Task: Exactly how many lines have the word "Shipping"? Answer with the bare number.

Begin Recorded data

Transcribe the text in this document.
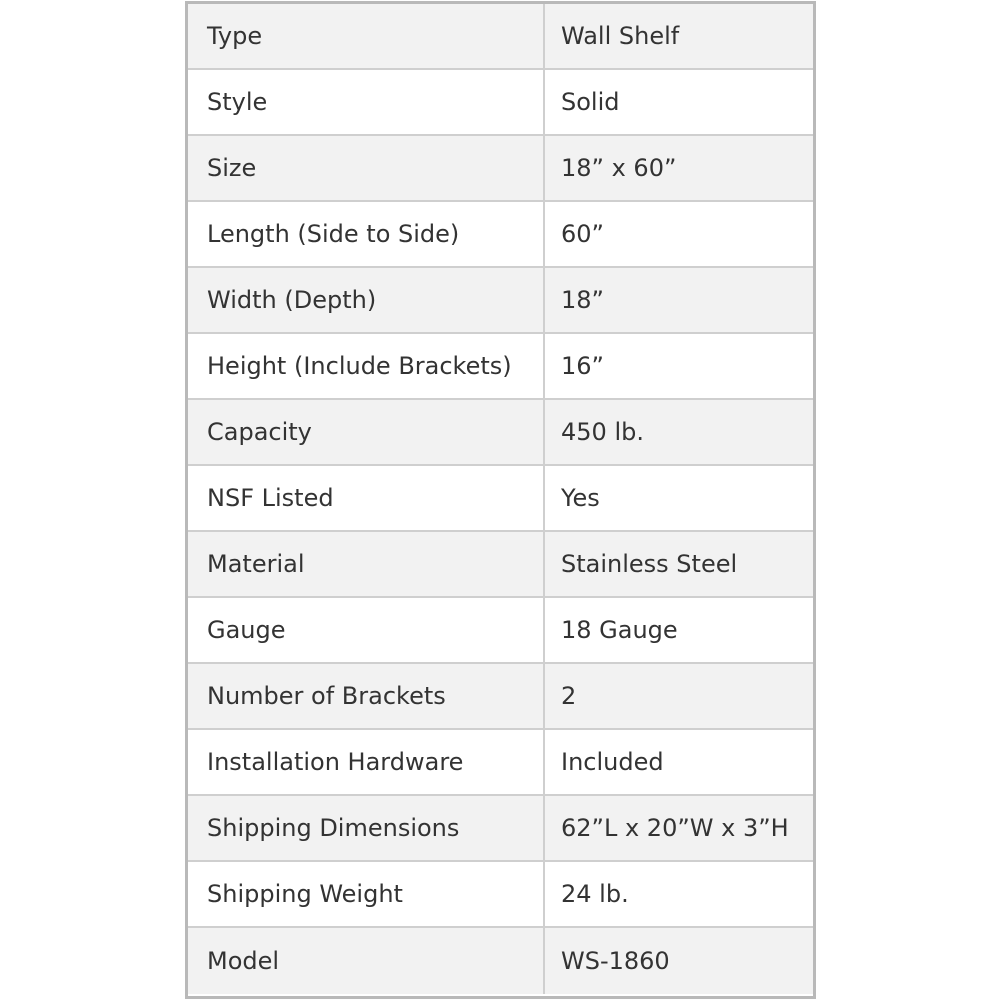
Type	Wall Shelf
Style	Solid
Size	18” x 60”
Length (Side to Side)	60”
Width (Depth)	18”
Height (Include Brackets)	16”
Capacity	450 lb.
NSF Listed	Yes
Material	Stainless Steel
Gauge	18 Gauge
Number of Brackets	2
Installation Hardware	Included
Shipping Dimensions	62”L x 20”W x 3”H
Shipping Weight	24 lb.
Model	WS-1860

End Recorded data

Output for this task: 2